- The task
Would you return all of this data exactly, leaving nothing out?

- Supplied material
╭──
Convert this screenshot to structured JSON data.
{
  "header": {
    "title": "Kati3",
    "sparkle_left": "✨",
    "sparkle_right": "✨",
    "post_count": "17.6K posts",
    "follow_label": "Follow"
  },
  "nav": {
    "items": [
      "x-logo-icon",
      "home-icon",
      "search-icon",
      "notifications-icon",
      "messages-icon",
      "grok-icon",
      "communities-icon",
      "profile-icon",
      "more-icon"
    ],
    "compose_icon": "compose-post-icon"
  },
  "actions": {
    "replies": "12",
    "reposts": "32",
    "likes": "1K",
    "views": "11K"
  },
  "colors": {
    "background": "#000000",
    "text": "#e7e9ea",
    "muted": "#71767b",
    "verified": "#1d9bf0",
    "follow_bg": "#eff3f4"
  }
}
╰──
- Expected answer
Convert this screenshot to structured JSON data.
{
  "header": {
    "title": "Kati3",
    "sparkle_left": "✨",
    "sparkle_right": "✨",
    "post_count": "17.6K posts",
    "follow_label": "Follow"
  },
  "nav": {
    "items": [
      "x-logo-icon",
      "home-icon",
      "search-icon",
      "notifications-icon",
      "messages-icon",
      "grok-icon",
      "communities-icon",
      "profile-icon",
      "more-icon"
    ],
    "compose_icon": "compose-post-icon"
  },
  "actions": {
    "replies": "12",
    "reposts": "32",
    "likes": "1K",
    "views": "11K"
  },
  "colors": {
    "background": "#000000",
    "text": "#e7e9ea",
    "muted": "#71767b",
    "verified": "#1d9bf0",
    "follow_bg": "#eff3f4"
  }
}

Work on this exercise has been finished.